What this task involves: Count how many lines of the material contain the string "text", then give that number and nothing more.

Records shown:
^^^^
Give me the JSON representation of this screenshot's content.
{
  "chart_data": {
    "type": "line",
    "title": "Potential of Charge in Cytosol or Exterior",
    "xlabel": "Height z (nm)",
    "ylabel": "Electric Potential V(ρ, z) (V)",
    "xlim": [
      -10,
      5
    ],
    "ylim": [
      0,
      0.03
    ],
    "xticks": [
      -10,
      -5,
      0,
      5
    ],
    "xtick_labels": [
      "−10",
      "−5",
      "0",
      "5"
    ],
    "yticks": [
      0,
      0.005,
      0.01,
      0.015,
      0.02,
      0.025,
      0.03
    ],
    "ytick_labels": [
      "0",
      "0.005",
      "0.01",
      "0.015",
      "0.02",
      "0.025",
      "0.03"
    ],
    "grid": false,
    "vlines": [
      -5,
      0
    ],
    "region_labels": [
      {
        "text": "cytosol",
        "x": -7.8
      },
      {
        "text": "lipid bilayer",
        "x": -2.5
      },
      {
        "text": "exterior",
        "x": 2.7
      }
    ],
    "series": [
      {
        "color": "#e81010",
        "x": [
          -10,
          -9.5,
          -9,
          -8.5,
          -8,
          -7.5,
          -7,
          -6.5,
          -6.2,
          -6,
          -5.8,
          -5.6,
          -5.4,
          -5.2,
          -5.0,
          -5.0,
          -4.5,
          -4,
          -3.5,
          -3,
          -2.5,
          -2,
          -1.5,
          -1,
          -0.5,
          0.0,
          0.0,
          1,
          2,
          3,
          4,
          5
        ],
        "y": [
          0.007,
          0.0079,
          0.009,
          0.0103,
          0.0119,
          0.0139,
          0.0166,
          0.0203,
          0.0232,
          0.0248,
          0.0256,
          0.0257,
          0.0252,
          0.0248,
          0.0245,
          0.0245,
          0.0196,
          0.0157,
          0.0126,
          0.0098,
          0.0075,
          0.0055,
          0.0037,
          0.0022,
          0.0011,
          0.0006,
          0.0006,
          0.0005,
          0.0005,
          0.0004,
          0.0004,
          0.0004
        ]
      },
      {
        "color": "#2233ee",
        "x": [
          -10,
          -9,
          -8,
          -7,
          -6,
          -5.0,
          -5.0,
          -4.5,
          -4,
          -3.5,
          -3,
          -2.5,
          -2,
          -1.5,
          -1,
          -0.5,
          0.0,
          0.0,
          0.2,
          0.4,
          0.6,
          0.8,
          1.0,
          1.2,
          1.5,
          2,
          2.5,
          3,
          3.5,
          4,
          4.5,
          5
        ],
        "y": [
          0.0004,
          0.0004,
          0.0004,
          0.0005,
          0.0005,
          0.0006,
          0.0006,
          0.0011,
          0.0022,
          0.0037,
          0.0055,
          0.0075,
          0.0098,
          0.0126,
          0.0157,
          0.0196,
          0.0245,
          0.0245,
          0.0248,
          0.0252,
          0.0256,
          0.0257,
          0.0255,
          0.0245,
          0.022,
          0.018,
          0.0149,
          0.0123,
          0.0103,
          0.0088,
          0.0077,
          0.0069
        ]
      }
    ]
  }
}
^^^^
Complete answer: 3